Reading passage: Begin

American Army general (born 1966)

Brigadier General Douglas M. McBride, Jr. (born 7 March 1966) is a retired general officer in the United States Army who served as the 55th Quartermaster General and Commandant of the Quartermaster School at Fort Lee, Virginia. McBride was appointed as the interim commander of the US Army Combined Arms Command / Sustainment Center of Excellence on 23 August 2018.

==Early life==
McBride was born in New York City, but was raised in Central Islip, New York. He graduated from Central Islip Senior High School. After earning football and ROTC Scholarships, he received his Bachelor of Science Degree in Business Administration from Northeastern University in Boston, Massachusetts, and was commissioned as a second lieutenant in the Ordnance Corps in 1989.

==Education==
He is a graduate of the Ordnance Officer Basic and Advanced Courses, the College of Naval Command and Staff where he earned a Master of Arts in National Security and Strategic Studies, and the Air War College where he earned a Master of Arts in Strategic Studies. McBride also earned a Master of Science in Human Resources Management from the University of Central Texas.

==Military career==
McBride's first assignment was as the Maintenance Platoon Leader of Company C, 27th Main Support Battalion, 1st Cavalry Division, Fort Hood, Texas. He led his platoon into combat during the Gulf War 1990–91. He then served as the Company Direct Support Maintenance Shop Officer, Class IX Technical Supply Officer, and Executive Officer.

Following graduation from the Ordnance Officer Advanced Course and promotion to the rank of captain, he served as Battalion S-1 for the 23rd Support Group at Camp Humphreys, Korea. McBride's next assignment was as the Chief of the 507th Material Management Team, 2nd Corps Support Center (CMMC), 1st Corps Support Command, Fort Bragg, North Carolina. He then took command of the 39th Ordnance Company (Airborne), 7th Transportation Battalion, 507th Corps Support Group. After company command he served as the Ordnance Branch Captain's Assignment Manager, Human Resource Command, Alexandria, Virginia.

Reading passage: End
Recorded data: Begin

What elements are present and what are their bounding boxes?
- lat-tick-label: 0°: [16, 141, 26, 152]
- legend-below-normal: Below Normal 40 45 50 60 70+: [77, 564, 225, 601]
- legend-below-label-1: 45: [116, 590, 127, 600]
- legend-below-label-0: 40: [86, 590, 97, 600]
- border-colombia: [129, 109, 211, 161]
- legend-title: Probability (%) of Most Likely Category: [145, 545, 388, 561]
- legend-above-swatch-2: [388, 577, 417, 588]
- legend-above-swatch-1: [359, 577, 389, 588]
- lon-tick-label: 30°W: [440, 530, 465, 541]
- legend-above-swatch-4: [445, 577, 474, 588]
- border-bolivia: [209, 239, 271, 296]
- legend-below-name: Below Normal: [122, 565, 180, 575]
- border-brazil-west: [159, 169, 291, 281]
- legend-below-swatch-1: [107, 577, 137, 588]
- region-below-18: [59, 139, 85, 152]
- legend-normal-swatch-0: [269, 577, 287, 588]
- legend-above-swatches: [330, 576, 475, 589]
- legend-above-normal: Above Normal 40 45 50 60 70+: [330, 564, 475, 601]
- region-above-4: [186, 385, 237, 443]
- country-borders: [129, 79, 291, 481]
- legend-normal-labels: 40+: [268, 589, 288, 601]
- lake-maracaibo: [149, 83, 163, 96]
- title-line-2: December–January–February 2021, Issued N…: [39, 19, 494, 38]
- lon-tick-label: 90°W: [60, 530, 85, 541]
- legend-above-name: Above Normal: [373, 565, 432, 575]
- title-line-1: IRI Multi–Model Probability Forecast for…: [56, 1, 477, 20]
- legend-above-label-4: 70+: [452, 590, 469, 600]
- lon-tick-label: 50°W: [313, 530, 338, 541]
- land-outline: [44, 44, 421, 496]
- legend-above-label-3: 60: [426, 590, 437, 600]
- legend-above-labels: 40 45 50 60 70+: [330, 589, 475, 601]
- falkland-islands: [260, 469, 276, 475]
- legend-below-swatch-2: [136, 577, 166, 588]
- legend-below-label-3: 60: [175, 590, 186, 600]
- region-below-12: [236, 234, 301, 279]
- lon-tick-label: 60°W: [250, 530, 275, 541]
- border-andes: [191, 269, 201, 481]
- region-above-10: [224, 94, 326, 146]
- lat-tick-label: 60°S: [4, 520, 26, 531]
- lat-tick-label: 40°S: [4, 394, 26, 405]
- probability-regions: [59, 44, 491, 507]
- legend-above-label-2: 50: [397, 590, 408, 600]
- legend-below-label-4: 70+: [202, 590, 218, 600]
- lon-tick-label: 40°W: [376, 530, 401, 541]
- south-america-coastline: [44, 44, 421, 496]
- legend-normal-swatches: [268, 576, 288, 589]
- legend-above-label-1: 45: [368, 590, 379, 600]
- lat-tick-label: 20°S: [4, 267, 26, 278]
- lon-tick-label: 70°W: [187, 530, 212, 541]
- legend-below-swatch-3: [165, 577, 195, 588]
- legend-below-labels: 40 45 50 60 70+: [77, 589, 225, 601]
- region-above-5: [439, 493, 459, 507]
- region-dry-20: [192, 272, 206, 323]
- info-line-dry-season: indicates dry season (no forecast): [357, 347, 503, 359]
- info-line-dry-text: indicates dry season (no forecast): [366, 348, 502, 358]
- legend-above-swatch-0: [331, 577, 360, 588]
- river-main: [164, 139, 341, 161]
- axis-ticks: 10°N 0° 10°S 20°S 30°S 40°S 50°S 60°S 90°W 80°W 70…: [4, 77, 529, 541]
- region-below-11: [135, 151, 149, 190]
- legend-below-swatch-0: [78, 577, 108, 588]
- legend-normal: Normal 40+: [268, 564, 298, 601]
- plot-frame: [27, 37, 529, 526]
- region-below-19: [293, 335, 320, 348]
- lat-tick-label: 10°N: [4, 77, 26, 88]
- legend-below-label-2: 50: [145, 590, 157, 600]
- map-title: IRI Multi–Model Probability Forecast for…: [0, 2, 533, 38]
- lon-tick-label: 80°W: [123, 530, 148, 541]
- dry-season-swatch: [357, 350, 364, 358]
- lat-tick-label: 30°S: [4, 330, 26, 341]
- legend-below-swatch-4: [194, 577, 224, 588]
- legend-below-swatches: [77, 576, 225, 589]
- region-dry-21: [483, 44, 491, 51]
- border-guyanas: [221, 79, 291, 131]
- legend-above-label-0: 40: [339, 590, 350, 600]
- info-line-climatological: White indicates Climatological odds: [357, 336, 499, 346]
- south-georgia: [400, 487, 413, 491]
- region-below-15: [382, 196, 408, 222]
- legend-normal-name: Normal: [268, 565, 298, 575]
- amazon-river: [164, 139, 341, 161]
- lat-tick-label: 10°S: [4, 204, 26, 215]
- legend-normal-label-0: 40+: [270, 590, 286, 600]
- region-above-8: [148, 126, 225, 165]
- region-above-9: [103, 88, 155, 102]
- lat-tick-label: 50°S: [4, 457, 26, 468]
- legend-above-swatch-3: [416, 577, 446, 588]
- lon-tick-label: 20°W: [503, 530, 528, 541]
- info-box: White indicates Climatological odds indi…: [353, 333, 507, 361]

Recorded data: End

### Problem to work on
Can you continue the Douglas M. McBride biography from where it stops?

### Result below
Following promotion to the rank of major, and attendance at the Naval Command and Staff College in Newport, Rhode Island, McBride was assigned as the S-4, 2nd Brigade, 25th Infantry Division (Light), Schofield Barracks, Hawaii. He then served as the Support Operations Officer and Battalion Executive Officer in the 725th Main Support Battalion, 25th Infantry Division Support Command. McBride's next assignment was as the Deputy Inspector General, US First Army, Fort Gillem, Georgia.

After promotion to the rank of lieutenant colonel and selection for tactical battalion command, McBride assumed command of the Special Troops Battalion, 3rd Sustainment Brigade, Fort Stewart, Georgia. He deployed his battalion to Iraq, where it served as part of the Surge Campaign during the Iraq War from 2007 to 2009. After battalion command McBride was assigned as the executive officer to the G-4, Army Forces Command, Fort McPherson, Georgia.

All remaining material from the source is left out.